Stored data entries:
START

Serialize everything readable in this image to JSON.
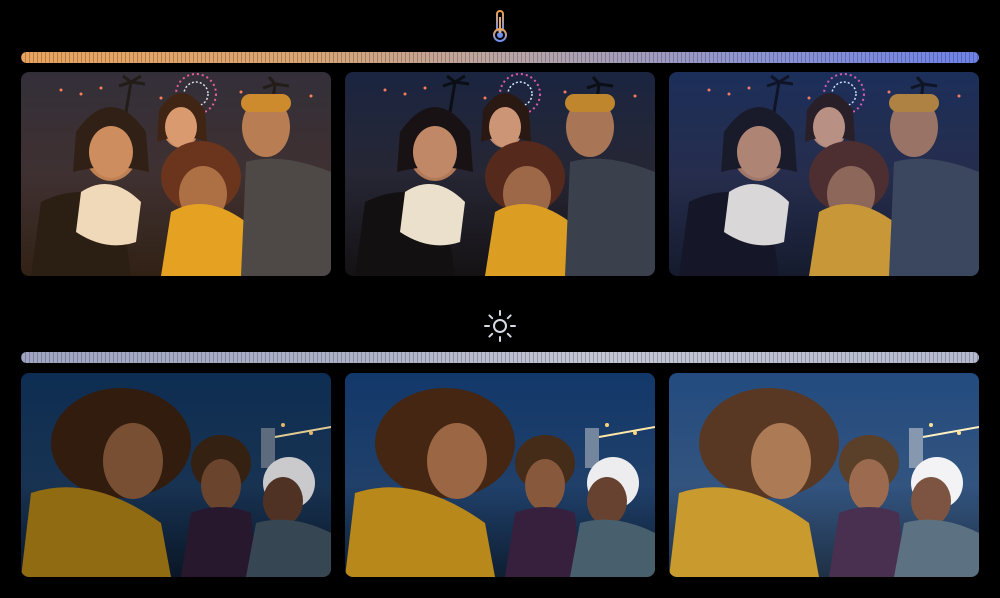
{
  "temperature": {
    "icon": "thermometer-icon",
    "slider_colors": [
      "#e9a35d",
      "#6e82e8"
    ],
    "photos": [
      {
        "tone": "warm"
      },
      {
        "tone": "neutral"
      },
      {
        "tone": "cool"
      }
    ]
  },
  "brightness": {
    "icon": "sun-icon",
    "slider_colors": [
      "#9fa4c2",
      "#c3c6d3"
    ],
    "photos": [
      {
        "tone": "dim"
      },
      {
        "tone": "normal"
      },
      {
        "tone": "bright"
      }
    ]
  }
}
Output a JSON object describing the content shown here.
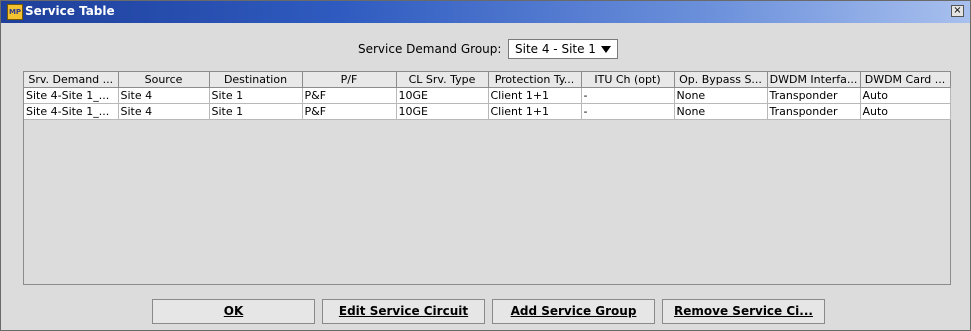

END

* **EXERCISE DIRECTIONS**:
Make an exact reproduction of the listing above, without any pictures.

* **TASK ANSWER**:
Serialize everything readable in this image to JSON.
{
  "temperature": {
    "icon": "thermometer-icon",
    "slider_colors": [
      "#e9a35d",
      "#6e82e8"
    ],
    "photos": [
      {
        "tone": "warm"
      },
      {
        "tone": "neutral"
      },
      {
        "tone": "cool"
      }
    ]
  },
  "brightness": {
    "icon": "sun-icon",
    "slider_colors": [
      "#9fa4c2",
      "#c3c6d3"
    ],
    "photos": [
      {
        "tone": "dim"
      },
      {
        "tone": "normal"
      },
      {
        "tone": "bright"
      }
    ]
  }
}
Output a JSON object describing the content shown here.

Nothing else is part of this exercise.